-- start Extracted material --
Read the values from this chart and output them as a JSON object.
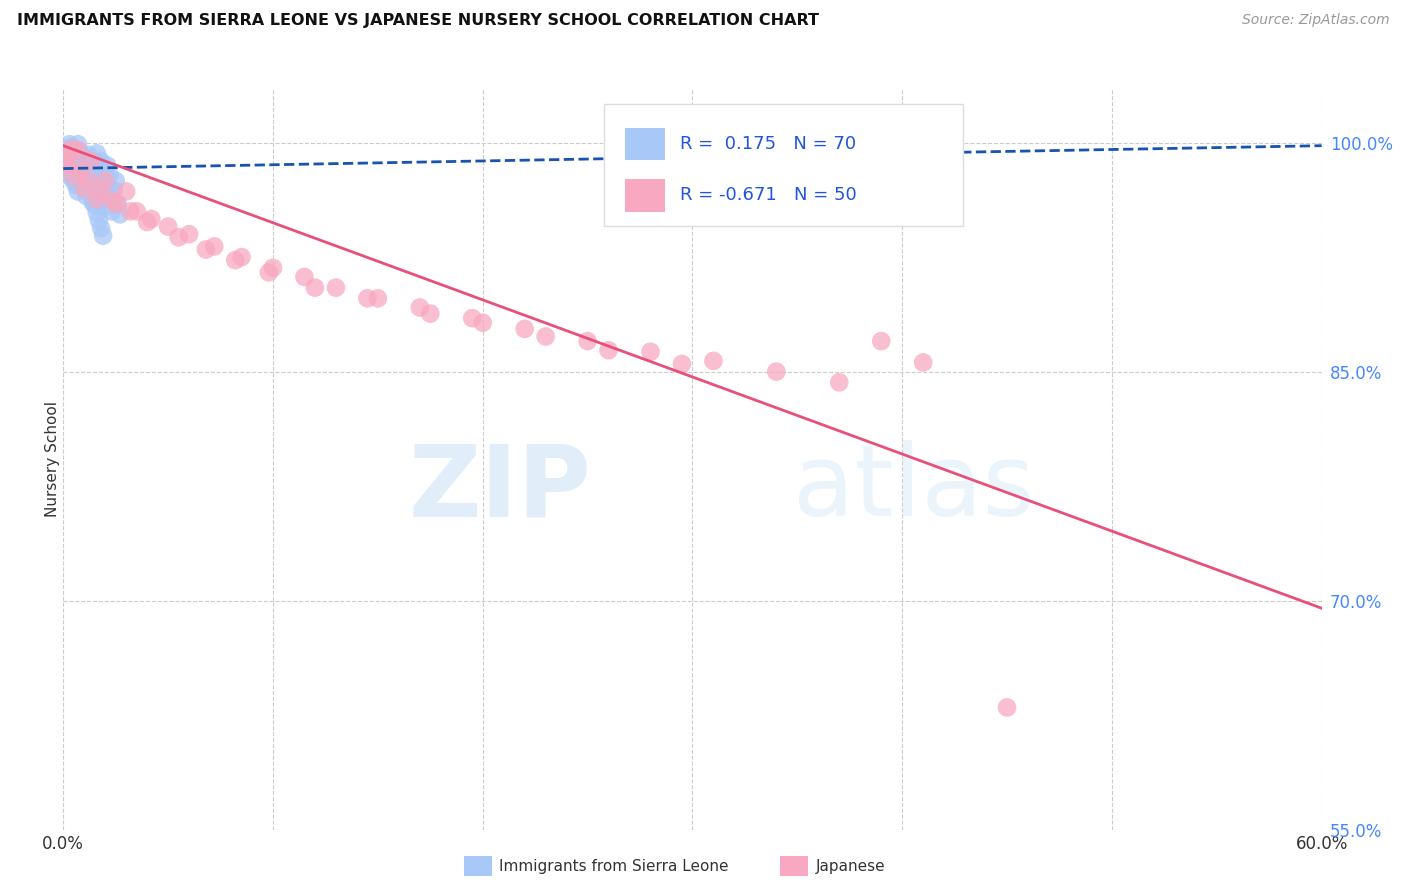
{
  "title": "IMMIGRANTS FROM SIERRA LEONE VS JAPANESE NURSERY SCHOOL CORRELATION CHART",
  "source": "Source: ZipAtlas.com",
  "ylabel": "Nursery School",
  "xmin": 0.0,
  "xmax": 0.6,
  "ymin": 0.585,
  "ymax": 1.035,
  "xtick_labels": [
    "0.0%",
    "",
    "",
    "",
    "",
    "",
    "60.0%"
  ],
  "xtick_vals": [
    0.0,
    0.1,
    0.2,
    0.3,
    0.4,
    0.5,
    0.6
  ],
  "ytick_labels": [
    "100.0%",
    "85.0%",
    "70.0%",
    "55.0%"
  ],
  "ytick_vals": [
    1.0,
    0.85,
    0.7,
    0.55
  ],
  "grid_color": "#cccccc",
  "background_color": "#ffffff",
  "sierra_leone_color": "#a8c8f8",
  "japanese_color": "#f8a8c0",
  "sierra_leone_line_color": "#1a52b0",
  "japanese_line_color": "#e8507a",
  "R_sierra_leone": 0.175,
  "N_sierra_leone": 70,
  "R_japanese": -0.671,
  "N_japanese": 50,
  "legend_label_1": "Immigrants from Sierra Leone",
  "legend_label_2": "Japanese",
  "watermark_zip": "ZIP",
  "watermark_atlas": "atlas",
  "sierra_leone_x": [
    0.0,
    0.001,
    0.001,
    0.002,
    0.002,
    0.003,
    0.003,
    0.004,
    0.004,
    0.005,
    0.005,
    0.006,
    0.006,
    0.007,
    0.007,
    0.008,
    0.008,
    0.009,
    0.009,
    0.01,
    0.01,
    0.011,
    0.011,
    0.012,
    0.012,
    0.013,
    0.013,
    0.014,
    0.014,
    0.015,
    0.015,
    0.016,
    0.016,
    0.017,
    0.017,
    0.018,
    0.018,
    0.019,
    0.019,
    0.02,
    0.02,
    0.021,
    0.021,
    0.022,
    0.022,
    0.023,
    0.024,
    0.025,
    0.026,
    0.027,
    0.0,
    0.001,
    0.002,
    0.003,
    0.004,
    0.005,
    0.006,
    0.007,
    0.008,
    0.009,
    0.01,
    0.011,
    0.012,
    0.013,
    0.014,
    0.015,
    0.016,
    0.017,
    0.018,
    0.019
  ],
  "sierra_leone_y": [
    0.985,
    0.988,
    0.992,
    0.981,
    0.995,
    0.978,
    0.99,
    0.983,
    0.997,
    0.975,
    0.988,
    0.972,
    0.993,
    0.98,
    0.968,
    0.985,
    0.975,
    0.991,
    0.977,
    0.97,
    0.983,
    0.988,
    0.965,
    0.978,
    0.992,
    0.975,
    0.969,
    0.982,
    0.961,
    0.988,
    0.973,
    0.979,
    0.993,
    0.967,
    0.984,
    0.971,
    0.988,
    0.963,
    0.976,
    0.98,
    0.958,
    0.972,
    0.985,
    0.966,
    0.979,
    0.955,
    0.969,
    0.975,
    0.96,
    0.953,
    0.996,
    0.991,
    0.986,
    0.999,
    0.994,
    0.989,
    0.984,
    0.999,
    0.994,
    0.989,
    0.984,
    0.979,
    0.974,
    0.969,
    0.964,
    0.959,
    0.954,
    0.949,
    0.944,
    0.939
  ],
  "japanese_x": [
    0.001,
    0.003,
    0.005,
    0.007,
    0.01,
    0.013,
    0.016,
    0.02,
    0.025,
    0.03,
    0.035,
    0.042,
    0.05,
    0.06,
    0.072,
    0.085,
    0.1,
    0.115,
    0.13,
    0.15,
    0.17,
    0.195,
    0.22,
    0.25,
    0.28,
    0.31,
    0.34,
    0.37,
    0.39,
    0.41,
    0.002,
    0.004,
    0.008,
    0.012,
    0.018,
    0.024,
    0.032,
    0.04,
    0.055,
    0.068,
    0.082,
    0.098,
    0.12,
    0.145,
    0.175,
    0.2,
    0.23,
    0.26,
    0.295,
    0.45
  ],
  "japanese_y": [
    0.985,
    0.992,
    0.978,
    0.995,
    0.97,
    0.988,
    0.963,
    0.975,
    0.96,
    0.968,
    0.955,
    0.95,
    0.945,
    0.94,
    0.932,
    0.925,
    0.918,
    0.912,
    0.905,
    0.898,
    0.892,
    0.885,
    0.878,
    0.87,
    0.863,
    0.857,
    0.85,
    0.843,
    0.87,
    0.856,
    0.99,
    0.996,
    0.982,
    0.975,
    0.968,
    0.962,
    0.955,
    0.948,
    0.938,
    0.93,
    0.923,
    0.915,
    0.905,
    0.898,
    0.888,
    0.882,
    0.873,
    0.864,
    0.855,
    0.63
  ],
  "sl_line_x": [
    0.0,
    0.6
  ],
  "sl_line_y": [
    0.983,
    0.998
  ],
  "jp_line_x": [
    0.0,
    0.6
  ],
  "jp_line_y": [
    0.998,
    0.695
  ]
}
-- end Extracted material --
*Directions for this task*.
Transcribe every entry above exactly. Omit all pictures.

*Response below*.
Read the values from this chart and output them as a JSON object.
{
  "title": "IMMIGRANTS FROM SIERRA LEONE VS JAPANESE NURSERY SCHOOL CORRELATION CHART",
  "source": "Source: ZipAtlas.com",
  "ylabel": "Nursery School",
  "xmin": 0.0,
  "xmax": 0.6,
  "ymin": 0.585,
  "ymax": 1.035,
  "xtick_labels": [
    "0.0%",
    "",
    "",
    "",
    "",
    "",
    "60.0%"
  ],
  "xtick_vals": [
    0.0,
    0.1,
    0.2,
    0.3,
    0.4,
    0.5,
    0.6
  ],
  "ytick_labels": [
    "100.0%",
    "85.0%",
    "70.0%",
    "55.0%"
  ],
  "ytick_vals": [
    1.0,
    0.85,
    0.7,
    0.55
  ],
  "grid_color": "#cccccc",
  "background_color": "#ffffff",
  "sierra_leone_color": "#a8c8f8",
  "japanese_color": "#f8a8c0",
  "sierra_leone_line_color": "#1a52b0",
  "japanese_line_color": "#e8507a",
  "R_sierra_leone": 0.175,
  "N_sierra_leone": 70,
  "R_japanese": -0.671,
  "N_japanese": 50,
  "legend_label_1": "Immigrants from Sierra Leone",
  "legend_label_2": "Japanese",
  "watermark_zip": "ZIP",
  "watermark_atlas": "atlas",
  "sierra_leone_x": [
    0.0,
    0.001,
    0.001,
    0.002,
    0.002,
    0.003,
    0.003,
    0.004,
    0.004,
    0.005,
    0.005,
    0.006,
    0.006,
    0.007,
    0.007,
    0.008,
    0.008,
    0.009,
    0.009,
    0.01,
    0.01,
    0.011,
    0.011,
    0.012,
    0.012,
    0.013,
    0.013,
    0.014,
    0.014,
    0.015,
    0.015,
    0.016,
    0.016,
    0.017,
    0.017,
    0.018,
    0.018,
    0.019,
    0.019,
    0.02,
    0.02,
    0.021,
    0.021,
    0.022,
    0.022,
    0.023,
    0.024,
    0.025,
    0.026,
    0.027,
    0.0,
    0.001,
    0.002,
    0.003,
    0.004,
    0.005,
    0.006,
    0.007,
    0.008,
    0.009,
    0.01,
    0.011,
    0.012,
    0.013,
    0.014,
    0.015,
    0.016,
    0.017,
    0.018,
    0.019
  ],
  "sierra_leone_y": [
    0.985,
    0.988,
    0.992,
    0.981,
    0.995,
    0.978,
    0.99,
    0.983,
    0.997,
    0.975,
    0.988,
    0.972,
    0.993,
    0.98,
    0.968,
    0.985,
    0.975,
    0.991,
    0.977,
    0.97,
    0.983,
    0.988,
    0.965,
    0.978,
    0.992,
    0.975,
    0.969,
    0.982,
    0.961,
    0.988,
    0.973,
    0.979,
    0.993,
    0.967,
    0.984,
    0.971,
    0.988,
    0.963,
    0.976,
    0.98,
    0.958,
    0.972,
    0.985,
    0.966,
    0.979,
    0.955,
    0.969,
    0.975,
    0.96,
    0.953,
    0.996,
    0.991,
    0.986,
    0.999,
    0.994,
    0.989,
    0.984,
    0.999,
    0.994,
    0.989,
    0.984,
    0.979,
    0.974,
    0.969,
    0.964,
    0.959,
    0.954,
    0.949,
    0.944,
    0.939
  ],
  "japanese_x": [
    0.001,
    0.003,
    0.005,
    0.007,
    0.01,
    0.013,
    0.016,
    0.02,
    0.025,
    0.03,
    0.035,
    0.042,
    0.05,
    0.06,
    0.072,
    0.085,
    0.1,
    0.115,
    0.13,
    0.15,
    0.17,
    0.195,
    0.22,
    0.25,
    0.28,
    0.31,
    0.34,
    0.37,
    0.39,
    0.41,
    0.002,
    0.004,
    0.008,
    0.012,
    0.018,
    0.024,
    0.032,
    0.04,
    0.055,
    0.068,
    0.082,
    0.098,
    0.12,
    0.145,
    0.175,
    0.2,
    0.23,
    0.26,
    0.295,
    0.45
  ],
  "japanese_y": [
    0.985,
    0.992,
    0.978,
    0.995,
    0.97,
    0.988,
    0.963,
    0.975,
    0.96,
    0.968,
    0.955,
    0.95,
    0.945,
    0.94,
    0.932,
    0.925,
    0.918,
    0.912,
    0.905,
    0.898,
    0.892,
    0.885,
    0.878,
    0.87,
    0.863,
    0.857,
    0.85,
    0.843,
    0.87,
    0.856,
    0.99,
    0.996,
    0.982,
    0.975,
    0.968,
    0.962,
    0.955,
    0.948,
    0.938,
    0.93,
    0.923,
    0.915,
    0.905,
    0.898,
    0.888,
    0.882,
    0.873,
    0.864,
    0.855,
    0.63
  ],
  "sl_line_x": [
    0.0,
    0.6
  ],
  "sl_line_y": [
    0.983,
    0.998
  ],
  "jp_line_x": [
    0.0,
    0.6
  ],
  "jp_line_y": [
    0.998,
    0.695
  ]
}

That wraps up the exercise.